▶ **EXERCISE OBJECTIVE**:
Go through the listing and copy every line word for word.
(begin)
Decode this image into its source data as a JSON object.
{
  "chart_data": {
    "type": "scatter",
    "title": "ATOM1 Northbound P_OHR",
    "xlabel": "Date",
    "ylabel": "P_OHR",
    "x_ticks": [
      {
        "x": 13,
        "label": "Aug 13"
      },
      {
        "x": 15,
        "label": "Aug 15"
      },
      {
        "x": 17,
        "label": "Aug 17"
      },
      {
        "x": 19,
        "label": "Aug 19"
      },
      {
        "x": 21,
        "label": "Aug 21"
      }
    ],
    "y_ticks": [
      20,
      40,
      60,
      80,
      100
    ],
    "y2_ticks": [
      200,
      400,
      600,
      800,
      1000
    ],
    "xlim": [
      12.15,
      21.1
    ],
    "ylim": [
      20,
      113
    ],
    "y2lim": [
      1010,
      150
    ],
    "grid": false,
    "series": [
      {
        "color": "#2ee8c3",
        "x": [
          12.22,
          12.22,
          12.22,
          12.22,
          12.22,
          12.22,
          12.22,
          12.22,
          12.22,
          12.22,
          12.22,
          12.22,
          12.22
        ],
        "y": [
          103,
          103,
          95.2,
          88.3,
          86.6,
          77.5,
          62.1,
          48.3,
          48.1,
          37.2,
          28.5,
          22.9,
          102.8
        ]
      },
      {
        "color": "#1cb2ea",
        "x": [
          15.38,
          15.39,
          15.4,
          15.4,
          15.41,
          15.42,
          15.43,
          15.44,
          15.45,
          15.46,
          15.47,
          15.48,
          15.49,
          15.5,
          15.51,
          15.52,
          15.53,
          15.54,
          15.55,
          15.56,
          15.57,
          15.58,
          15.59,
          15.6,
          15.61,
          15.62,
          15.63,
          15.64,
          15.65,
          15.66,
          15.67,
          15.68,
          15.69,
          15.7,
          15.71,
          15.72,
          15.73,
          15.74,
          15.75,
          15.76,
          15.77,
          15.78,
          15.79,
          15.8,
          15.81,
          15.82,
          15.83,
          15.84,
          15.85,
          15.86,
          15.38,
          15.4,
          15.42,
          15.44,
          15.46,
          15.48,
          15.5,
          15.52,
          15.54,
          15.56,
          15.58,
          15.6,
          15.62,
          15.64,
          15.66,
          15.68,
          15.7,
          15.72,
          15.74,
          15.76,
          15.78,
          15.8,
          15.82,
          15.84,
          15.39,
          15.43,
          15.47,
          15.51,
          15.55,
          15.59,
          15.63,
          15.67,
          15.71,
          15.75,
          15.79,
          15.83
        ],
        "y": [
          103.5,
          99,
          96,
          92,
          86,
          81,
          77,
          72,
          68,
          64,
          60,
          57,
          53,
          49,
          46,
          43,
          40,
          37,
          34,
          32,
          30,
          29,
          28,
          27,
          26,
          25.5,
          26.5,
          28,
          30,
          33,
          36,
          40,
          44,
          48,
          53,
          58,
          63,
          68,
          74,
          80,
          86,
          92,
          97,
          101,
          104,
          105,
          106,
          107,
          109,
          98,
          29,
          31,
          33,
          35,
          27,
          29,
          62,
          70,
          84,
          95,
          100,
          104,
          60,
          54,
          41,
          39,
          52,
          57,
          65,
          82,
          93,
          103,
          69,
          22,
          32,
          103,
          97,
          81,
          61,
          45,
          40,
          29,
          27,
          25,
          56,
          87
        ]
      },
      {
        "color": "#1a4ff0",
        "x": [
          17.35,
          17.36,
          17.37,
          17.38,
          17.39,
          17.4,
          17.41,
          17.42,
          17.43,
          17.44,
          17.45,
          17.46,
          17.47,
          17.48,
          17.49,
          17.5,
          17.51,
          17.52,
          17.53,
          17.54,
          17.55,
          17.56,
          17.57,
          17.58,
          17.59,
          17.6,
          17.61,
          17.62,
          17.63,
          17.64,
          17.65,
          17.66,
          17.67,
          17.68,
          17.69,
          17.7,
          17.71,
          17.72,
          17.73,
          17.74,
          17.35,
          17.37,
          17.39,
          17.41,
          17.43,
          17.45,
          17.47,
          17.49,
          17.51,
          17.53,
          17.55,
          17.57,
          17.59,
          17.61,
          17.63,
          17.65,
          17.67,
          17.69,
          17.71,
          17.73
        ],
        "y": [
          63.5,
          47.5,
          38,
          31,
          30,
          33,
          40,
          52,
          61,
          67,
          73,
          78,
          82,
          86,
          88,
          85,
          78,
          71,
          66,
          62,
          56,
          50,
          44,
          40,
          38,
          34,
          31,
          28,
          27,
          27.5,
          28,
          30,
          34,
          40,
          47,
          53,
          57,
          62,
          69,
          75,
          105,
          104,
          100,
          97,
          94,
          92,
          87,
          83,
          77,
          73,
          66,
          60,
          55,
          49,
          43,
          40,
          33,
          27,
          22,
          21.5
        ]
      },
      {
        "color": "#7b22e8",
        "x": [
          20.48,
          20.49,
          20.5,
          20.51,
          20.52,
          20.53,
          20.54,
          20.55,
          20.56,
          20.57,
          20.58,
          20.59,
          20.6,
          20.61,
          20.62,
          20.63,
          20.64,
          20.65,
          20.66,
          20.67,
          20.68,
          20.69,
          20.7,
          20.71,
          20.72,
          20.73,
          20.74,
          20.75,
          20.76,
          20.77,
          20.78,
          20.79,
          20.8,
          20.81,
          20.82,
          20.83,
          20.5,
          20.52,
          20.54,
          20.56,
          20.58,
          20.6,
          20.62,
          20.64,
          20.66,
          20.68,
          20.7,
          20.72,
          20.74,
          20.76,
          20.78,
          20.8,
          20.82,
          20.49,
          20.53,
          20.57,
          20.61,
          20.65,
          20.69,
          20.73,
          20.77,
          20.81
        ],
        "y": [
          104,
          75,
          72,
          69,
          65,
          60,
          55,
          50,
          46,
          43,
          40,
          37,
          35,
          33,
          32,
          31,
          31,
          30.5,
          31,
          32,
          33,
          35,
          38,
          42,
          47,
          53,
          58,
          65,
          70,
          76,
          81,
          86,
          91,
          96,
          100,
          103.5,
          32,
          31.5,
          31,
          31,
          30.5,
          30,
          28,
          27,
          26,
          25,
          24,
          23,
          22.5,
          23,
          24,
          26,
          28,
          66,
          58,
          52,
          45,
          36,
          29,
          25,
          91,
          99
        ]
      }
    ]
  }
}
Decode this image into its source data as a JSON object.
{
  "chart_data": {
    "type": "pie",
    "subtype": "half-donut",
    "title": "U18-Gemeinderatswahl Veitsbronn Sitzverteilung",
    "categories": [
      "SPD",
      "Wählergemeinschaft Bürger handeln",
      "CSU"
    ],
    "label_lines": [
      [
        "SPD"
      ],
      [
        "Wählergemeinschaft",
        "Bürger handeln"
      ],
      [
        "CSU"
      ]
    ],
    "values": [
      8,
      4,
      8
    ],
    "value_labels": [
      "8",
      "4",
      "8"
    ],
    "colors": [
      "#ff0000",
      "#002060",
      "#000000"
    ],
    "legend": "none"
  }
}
(end)
▶ **REPLY TO THE EXERCISE**:
Decode this image into its source data as a JSON object.
{
  "chart_data": {
    "type": "scatter",
    "title": "ATOM1 Northbound P_OHR",
    "xlabel": "Date",
    "ylabel": "P_OHR",
    "x_ticks": [
      {
        "x": 13,
        "label": "Aug 13"
      },
      {
        "x": 15,
        "label": "Aug 15"
      },
      {
        "x": 17,
        "label": "Aug 17"
      },
      {
        "x": 19,
        "label": "Aug 19"
      },
      {
        "x": 21,
        "label": "Aug 21"
      }
    ],
    "y_ticks": [
      20,
      40,
      60,
      80,
      100
    ],
    "y2_ticks": [
      200,
      400,
      600,
      800,
      1000
    ],
    "xlim": [
      12.15,
      21.1
    ],
    "ylim": [
      20,
      113
    ],
    "y2lim": [
      1010,
      150
    ],
    "grid": false,
    "series": [
      {
        "color": "#2ee8c3",
        "x": [
          12.22,
          12.22,
          12.22,
          12.22,
          12.22,
          12.22,
          12.22,
          12.22,
          12.22,
          12.22,
          12.22,
          12.22,
          12.22
        ],
        "y": [
          103,
          103,
          95.2,
          88.3,
          86.6,
          77.5,
          62.1,
          48.3,
          48.1,
          37.2,
          28.5,
          22.9,
          102.8
        ]
      },
      {
        "color": "#1cb2ea",
        "x": [
          15.38,
          15.39,
          15.4,
          15.4,
          15.41,
          15.42,
          15.43,
          15.44,
          15.45,
          15.46,
          15.47,
          15.48,
          15.49,
          15.5,
          15.51,
          15.52,
          15.53,
          15.54,
          15.55,
          15.56,
          15.57,
          15.58,
          15.59,
          15.6,
          15.61,
          15.62,
          15.63,
          15.64,
          15.65,
          15.66,
          15.67,
          15.68,
          15.69,
          15.7,
          15.71,
          15.72,
          15.73,
          15.74,
          15.75,
          15.76,
          15.77,
          15.78,
          15.79,
          15.8,
          15.81,
          15.82,
          15.83,
          15.84,
          15.85,
          15.86,
          15.38,
          15.4,
          15.42,
          15.44,
          15.46,
          15.48,
          15.5,
          15.52,
          15.54,
          15.56,
          15.58,
          15.6,
          15.62,
          15.64,
          15.66,
          15.68,
          15.7,
          15.72,
          15.74,
          15.76,
          15.78,
          15.8,
          15.82,
          15.84,
          15.39,
          15.43,
          15.47,
          15.51,
          15.55,
          15.59,
          15.63,
          15.67,
          15.71,
          15.75,
          15.79,
          15.83
        ],
        "y": [
          103.5,
          99,
          96,
          92,
          86,
          81,
          77,
          72,
          68,
          64,
          60,
          57,
          53,
          49,
          46,
          43,
          40,
          37,
          34,
          32,
          30,
          29,
          28,
          27,
          26,
          25.5,
          26.5,
          28,
          30,
          33,
          36,
          40,
          44,
          48,
          53,
          58,
          63,
          68,
          74,
          80,
          86,
          92,
          97,
          101,
          104,
          105,
          106,
          107,
          109,
          98,
          29,
          31,
          33,
          35,
          27,
          29,
          62,
          70,
          84,
          95,
          100,
          104,
          60,
          54,
          41,
          39,
          52,
          57,
          65,
          82,
          93,
          103,
          69,
          22,
          32,
          103,
          97,
          81,
          61,
          45,
          40,
          29,
          27,
          25,
          56,
          87
        ]
      },
      {
        "color": "#1a4ff0",
        "x": [
          17.35,
          17.36,
          17.37,
          17.38,
          17.39,
          17.4,
          17.41,
          17.42,
          17.43,
          17.44,
          17.45,
          17.46,
          17.47,
          17.48,
          17.49,
          17.5,
          17.51,
          17.52,
          17.53,
          17.54,
          17.55,
          17.56,
          17.57,
          17.58,
          17.59,
          17.6,
          17.61,
          17.62,
          17.63,
          17.64,
          17.65,
          17.66,
          17.67,
          17.68,
          17.69,
          17.7,
          17.71,
          17.72,
          17.73,
          17.74,
          17.35,
          17.37,
          17.39,
          17.41,
          17.43,
          17.45,
          17.47,
          17.49,
          17.51,
          17.53,
          17.55,
          17.57,
          17.59,
          17.61,
          17.63,
          17.65,
          17.67,
          17.69,
          17.71,
          17.73
        ],
        "y": [
          63.5,
          47.5,
          38,
          31,
          30,
          33,
          40,
          52,
          61,
          67,
          73,
          78,
          82,
          86,
          88,
          85,
          78,
          71,
          66,
          62,
          56,
          50,
          44,
          40,
          38,
          34,
          31,
          28,
          27,
          27.5,
          28,
          30,
          34,
          40,
          47,
          53,
          57,
          62,
          69,
          75,
          105,
          104,
          100,
          97,
          94,
          92,
          87,
          83,
          77,
          73,
          66,
          60,
          55,
          49,
          43,
          40,
          33,
          27,
          22,
          21.5
        ]
      },
      {
        "color": "#7b22e8",
        "x": [
          20.48,
          20.49,
          20.5,
          20.51,
          20.52,
          20.53,
          20.54,
          20.55,
          20.56,
          20.57,
          20.58,
          20.59,
          20.6,
          20.61,
          20.62,
          20.63,
          20.64,
          20.65,
          20.66,
          20.67,
          20.68,
          20.69,
          20.7,
          20.71,
          20.72,
          20.73,
          20.74,
          20.75,
          20.76,
          20.77,
          20.78,
          20.79,
          20.8,
          20.81,
          20.82,
          20.83,
          20.5,
          20.52,
          20.54,
          20.56,
          20.58,
          20.6,
          20.62,
          20.64,
          20.66,
          20.68,
          20.7,
          20.72,
          20.74,
          20.76,
          20.78,
          20.8,
          20.82,
          20.49,
          20.53,
          20.57,
          20.61,
          20.65,
          20.69,
          20.73,
          20.77,
          20.81
        ],
        "y": [
          104,
          75,
          72,
          69,
          65,
          60,
          55,
          50,
          46,
          43,
          40,
          37,
          35,
          33,
          32,
          31,
          31,
          30.5,
          31,
          32,
          33,
          35,
          38,
          42,
          47,
          53,
          58,
          65,
          70,
          76,
          81,
          86,
          91,
          96,
          100,
          103.5,
          32,
          31.5,
          31,
          31,
          30.5,
          30,
          28,
          27,
          26,
          25,
          24,
          23,
          22.5,
          23,
          24,
          26,
          28,
          66,
          58,
          52,
          45,
          36,
          29,
          25,
          91,
          99
        ]
      }
    ]
  }
}
Decode this image into its source data as a JSON object.
{
  "chart_data": {
    "type": "pie",
    "subtype": "half-donut",
    "title": "U18-Gemeinderatswahl Veitsbronn Sitzverteilung",
    "categories": [
      "SPD",
      "Wählergemeinschaft Bürger handeln",
      "CSU"
    ],
    "label_lines": [
      [
        "SPD"
      ],
      [
        "Wählergemeinschaft",
        "Bürger handeln"
      ],
      [
        "CSU"
      ]
    ],
    "values": [
      8,
      4,
      8
    ],
    "value_labels": [
      "8",
      "4",
      "8"
    ],
    "colors": [
      "#ff0000",
      "#002060",
      "#000000"
    ],
    "legend": "none"
  }
}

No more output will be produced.